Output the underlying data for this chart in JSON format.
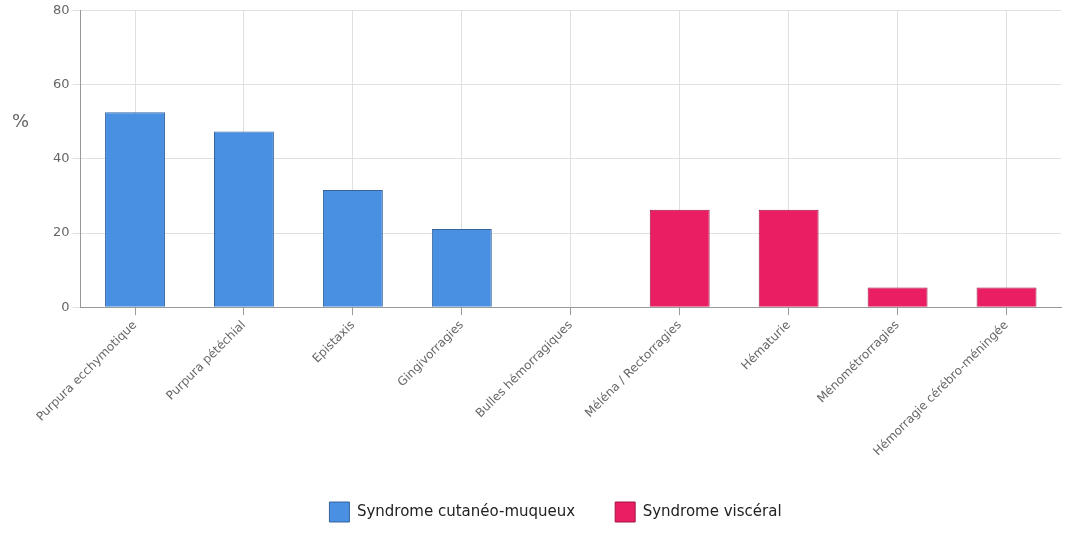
{
  "chart_data": {
    "type": "bar",
    "ylabel": "%",
    "categories": [
      "Purpura ecchymotique",
      "Purpura pétéchial",
      "Epistaxis",
      "Gingivorragies",
      "Bulles hémorragiques",
      "Méléna / Rectorragies",
      "Hématurie",
      "Ménométrorragies",
      "Hémorragie cérébro-méningée"
    ],
    "series": [
      {
        "name": "Syndrome cutanéo-muqueux",
        "color": "#4a90e2",
        "values": [
          52.6,
          47.4,
          31.6,
          21.1,
          0,
          null,
          null,
          null,
          null
        ]
      },
      {
        "name": "Syndrome viscéral",
        "color": "#e91e63",
        "values": [
          null,
          null,
          null,
          null,
          null,
          26.3,
          26.3,
          5.3,
          5.3
        ]
      }
    ],
    "ylim": [
      0,
      80
    ],
    "yticks": [
      0,
      20,
      40,
      60,
      80
    ],
    "grid": true,
    "legend": "bottom"
  }
}
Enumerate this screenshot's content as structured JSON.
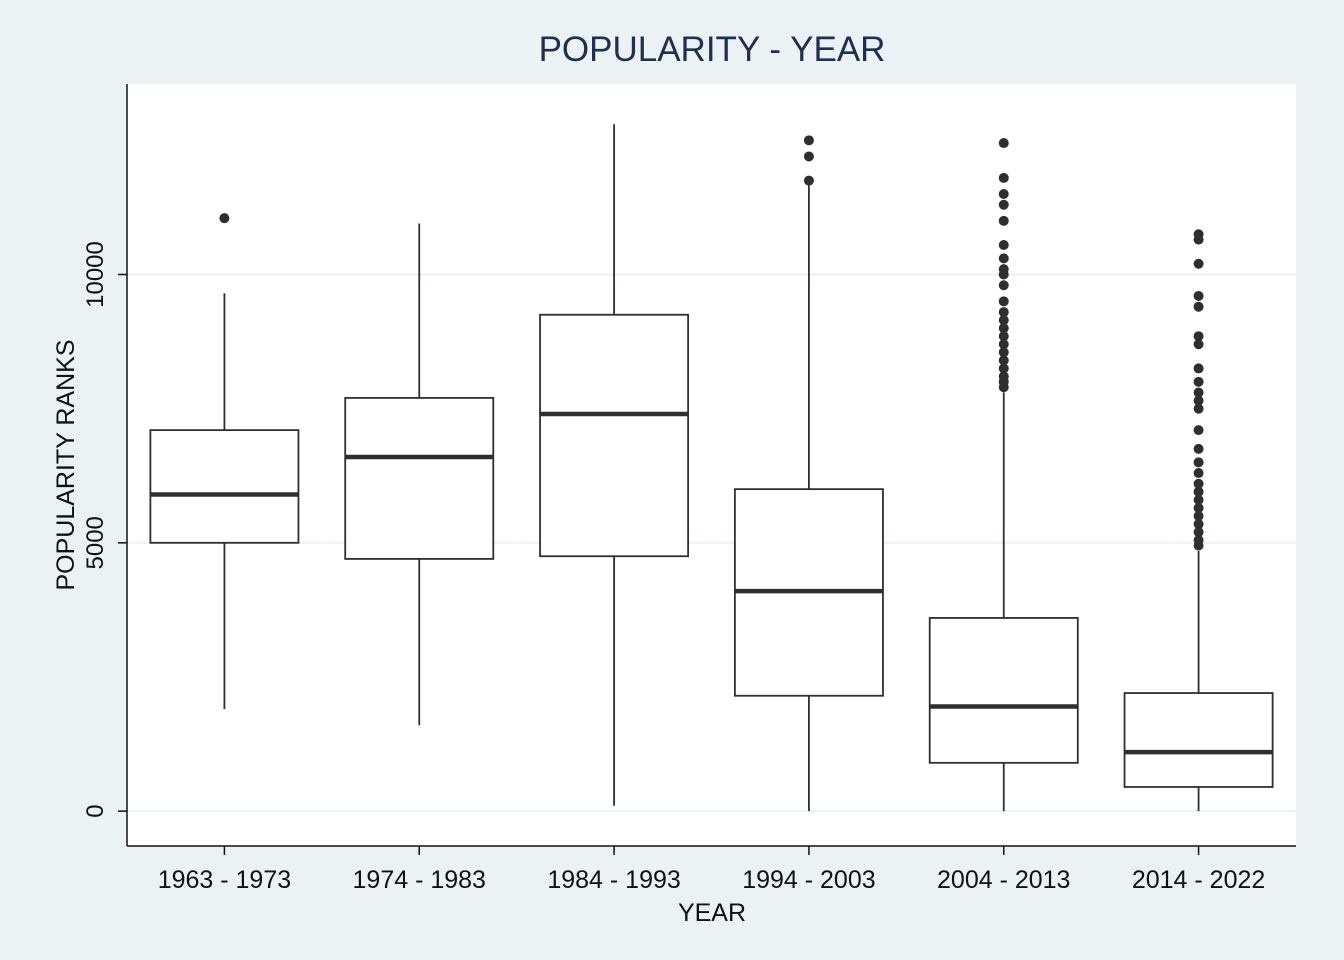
{
  "chart_data": {
    "type": "box",
    "title": "POPULARITY - YEAR",
    "xlabel": "YEAR",
    "ylabel": "POPULARITY RANKS",
    "ylim": [
      -650,
      13550
    ],
    "yticks": [
      0,
      5000,
      10000
    ],
    "grid": true,
    "legend": "none",
    "colors": {
      "background": "#eaf2f3",
      "plot_area": "#ffffff",
      "box_stroke": "#2f2f2f",
      "gridline": "#eaf2f3",
      "title": "#1f2f4f",
      "text": "#111111"
    },
    "categories": [
      "1963 - 1973",
      "1974 - 1983",
      "1984 - 1993",
      "1994 - 2003",
      "2004 - 2013",
      "2014 - 2022"
    ],
    "boxes": [
      {
        "category": "1963 - 1973",
        "whisker_low": 1900,
        "q1": 5000,
        "median": 5900,
        "q3": 7100,
        "whisker_high": 9650,
        "outliers": [
          11050
        ]
      },
      {
        "category": "1974 - 1983",
        "whisker_low": 1600,
        "q1": 4700,
        "median": 6600,
        "q3": 7700,
        "whisker_high": 10950,
        "outliers": []
      },
      {
        "category": "1984 - 1993",
        "whisker_low": 100,
        "q1": 4750,
        "median": 7400,
        "q3": 9250,
        "whisker_high": 12800,
        "outliers": []
      },
      {
        "category": "1994 - 2003",
        "whisker_low": 0,
        "q1": 2150,
        "median": 4100,
        "q3": 6000,
        "whisker_high": 11700,
        "outliers": [
          11750,
          12200,
          12500
        ]
      },
      {
        "category": "2004 - 2013",
        "whisker_low": 0,
        "q1": 900,
        "median": 1950,
        "q3": 3600,
        "whisker_high": 7800,
        "outliers": [
          7900,
          8000,
          8100,
          8250,
          8400,
          8550,
          8700,
          8850,
          9000,
          9150,
          9300,
          9500,
          9800,
          10000,
          10100,
          10300,
          10550,
          11000,
          11300,
          11500,
          11800,
          12450
        ]
      },
      {
        "category": "2014 - 2022",
        "whisker_low": 0,
        "q1": 450,
        "median": 1100,
        "q3": 2200,
        "whisker_high": 4850,
        "outliers": [
          4950,
          5050,
          5200,
          5350,
          5500,
          5650,
          5800,
          5950,
          6100,
          6300,
          6500,
          6750,
          7100,
          7500,
          7650,
          7800,
          8000,
          8250,
          8700,
          8850,
          9400,
          9600,
          10200,
          10650,
          10750
        ]
      }
    ]
  }
}
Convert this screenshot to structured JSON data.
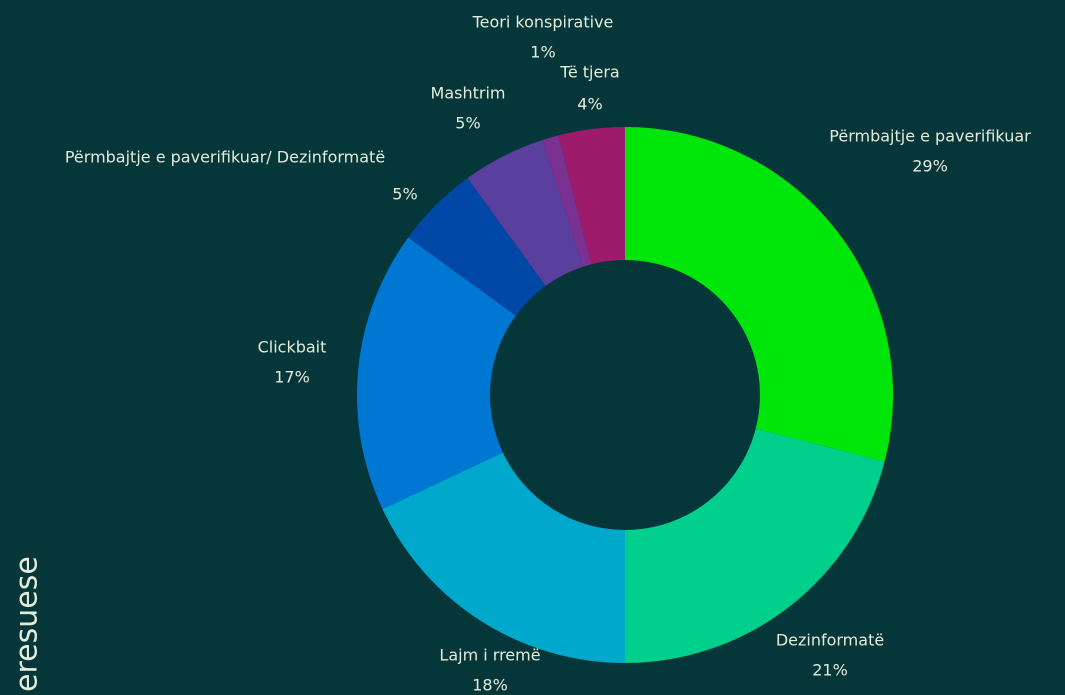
{
  "chart_data": {
    "type": "donut",
    "side_label": "eresuese",
    "categories": [
      "Përmbajtje e paverifikuar",
      "Dezinformatë",
      "Lajm i rremë",
      "Clickbait",
      "Përmbajtje e paverifikuar/ Dezinformatë",
      "Mashtrim",
      "Teori konspirative",
      "Të tjera"
    ],
    "values": [
      29,
      21,
      18,
      17,
      5,
      5,
      1,
      4
    ],
    "value_labels": [
      "29%",
      "21%",
      "18%",
      "17%",
      "5%",
      "5%",
      "1%",
      "4%"
    ],
    "colors": [
      "#00e60a",
      "#00d08c",
      "#00a8cb",
      "#0077d3",
      "#0047a6",
      "#5b3f9e",
      "#7b3192",
      "#9c1b6b"
    ]
  }
}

WORK INSTRUCTIONS> Print each line of the material above exactly, with the pictures removed from your copy.

FINISHED ANSWER>
Output the underlying data for this chart in JSON format.
{
  "chart_data": {
    "type": "bar",
    "ylabel": "%",
    "categories": [
      "Purpura ecchymotique",
      "Purpura pétéchial",
      "Epistaxis",
      "Gingivorragies",
      "Bulles hémorragiques",
      "Méléna / Rectorragies",
      "Hématurie",
      "Ménométrorragies",
      "Hémorragie cérébro-méningée"
    ],
    "series": [
      {
        "name": "Syndrome cutanéo-muqueux",
        "color": "#4a90e2",
        "values": [
          52.6,
          47.4,
          31.6,
          21.1,
          0,
          null,
          null,
          null,
          null
        ]
      },
      {
        "name": "Syndrome viscéral",
        "color": "#e91e63",
        "values": [
          null,
          null,
          null,
          null,
          null,
          26.3,
          26.3,
          5.3,
          5.3
        ]
      }
    ],
    "ylim": [
      0,
      80
    ],
    "yticks": [
      0,
      20,
      40,
      60,
      80
    ],
    "grid": true,
    "legend": "bottom"
  }
}
Enumerate this screenshot's content as structured JSON.
{
  "chart_data": {
    "type": "box",
    "title": "POPULARITY - YEAR",
    "xlabel": "YEAR",
    "ylabel": "POPULARITY RANKS",
    "ylim": [
      -650,
      13550
    ],
    "yticks": [
      0,
      5000,
      10000
    ],
    "grid": true,
    "legend": "none",
    "colors": {
      "background": "#eaf2f3",
      "plot_area": "#ffffff",
      "box_stroke": "#2f2f2f",
      "gridline": "#eaf2f3",
      "title": "#1f2f4f",
      "text": "#111111"
    },
    "categories": [
      "1963 - 1973",
      "1974 - 1983",
      "1984 - 1993",
      "1994 - 2003",
      "2004 - 2013",
      "2014 - 2022"
    ],
    "boxes": [
      {
        "category": "1963 - 1973",
        "whisker_low": 1900,
        "q1": 5000,
        "median": 5900,
        "q3": 7100,
        "whisker_high": 9650,
        "outliers": [
          11050
        ]
      },
      {
        "category": "1974 - 1983",
        "whisker_low": 1600,
        "q1": 4700,
        "median": 6600,
        "q3": 7700,
        "whisker_high": 10950,
        "outliers": []
      },
      {
        "category": "1984 - 1993",
        "whisker_low": 100,
        "q1": 4750,
        "median": 7400,
        "q3": 9250,
        "whisker_high": 12800,
        "outliers": []
      },
      {
        "category": "1994 - 2003",
        "whisker_low": 0,
        "q1": 2150,
        "median": 4100,
        "q3": 6000,
        "whisker_high": 11700,
        "outliers": [
          11750,
          12200,
          12500
        ]
      },
      {
        "category": "2004 - 2013",
        "whisker_low": 0,
        "q1": 900,
        "median": 1950,
        "q3": 3600,
        "whisker_high": 7800,
        "outliers": [
          7900,
          8000,
          8100,
          8250,
          8400,
          8550,
          8700,
          8850,
          9000,
          9150,
          9300,
          9500,
          9800,
          10000,
          10100,
          10300,
          10550,
          11000,
          11300,
          11500,
          11800,
          12450
        ]
      },
      {
        "category": "2014 - 2022",
        "whisker_low": 0,
        "q1": 450,
        "median": 1100,
        "q3": 2200,
        "whisker_high": 4850,
        "outliers": [
          4950,
          5050,
          5200,
          5350,
          5500,
          5650,
          5800,
          5950,
          6100,
          6300,
          6500,
          6750,
          7100,
          7500,
          7650,
          7800,
          8000,
          8250,
          8700,
          8850,
          9400,
          9600,
          10200,
          10650,
          10750
        ]
      }
    ]
  }
}
Convert this screenshot to structured JSON data.
{
  "chart_data": {
    "type": "donut",
    "side_label": "eresuese",
    "categories": [
      "Përmbajtje e paverifikuar",
      "Dezinformatë",
      "Lajm i rremë",
      "Clickbait",
      "Përmbajtje e paverifikuar/ Dezinformatë",
      "Mashtrim",
      "Teori konspirative",
      "Të tjera"
    ],
    "values": [
      29,
      21,
      18,
      17,
      5,
      5,
      1,
      4
    ],
    "value_labels": [
      "29%",
      "21%",
      "18%",
      "17%",
      "5%",
      "5%",
      "1%",
      "4%"
    ],
    "colors": [
      "#00e60a",
      "#00d08c",
      "#00a8cb",
      "#0077d3",
      "#0047a6",
      "#5b3f9e",
      "#7b3192",
      "#9c1b6b"
    ]
  }
}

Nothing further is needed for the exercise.